**Excerpted data:**
*-*-*
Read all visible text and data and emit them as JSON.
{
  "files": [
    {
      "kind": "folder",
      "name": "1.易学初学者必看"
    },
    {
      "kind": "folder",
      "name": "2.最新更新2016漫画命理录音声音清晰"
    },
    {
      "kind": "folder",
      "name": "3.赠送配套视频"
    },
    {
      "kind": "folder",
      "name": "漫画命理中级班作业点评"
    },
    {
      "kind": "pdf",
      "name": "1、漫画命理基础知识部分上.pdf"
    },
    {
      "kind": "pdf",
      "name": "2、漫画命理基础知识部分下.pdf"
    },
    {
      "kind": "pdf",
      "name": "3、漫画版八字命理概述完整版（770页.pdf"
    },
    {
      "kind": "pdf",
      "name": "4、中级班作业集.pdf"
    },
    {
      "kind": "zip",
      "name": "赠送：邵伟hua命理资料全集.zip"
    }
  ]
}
*-*-*
**Instruction:** Collect the complete line wherever the string "name" appears in the records.

**Full output:**
      "name": "1.易学初学者必看"
      "name": "2.最新更新2016漫画命理录音声音清晰"
      "name": "3.赠送配套视频"
      "name": "漫画命理中级班作业点评"
      "name": "1、漫画命理基础知识部分上.pdf"
      "name": "2、漫画命理基础知识部分下.pdf"
      "name": "3、漫画版八字命理概述完整版（770页.pdf"
      "name": "4、中级班作业集.pdf"
      "name": "赠送：邵伟hua命理资料全集.zip"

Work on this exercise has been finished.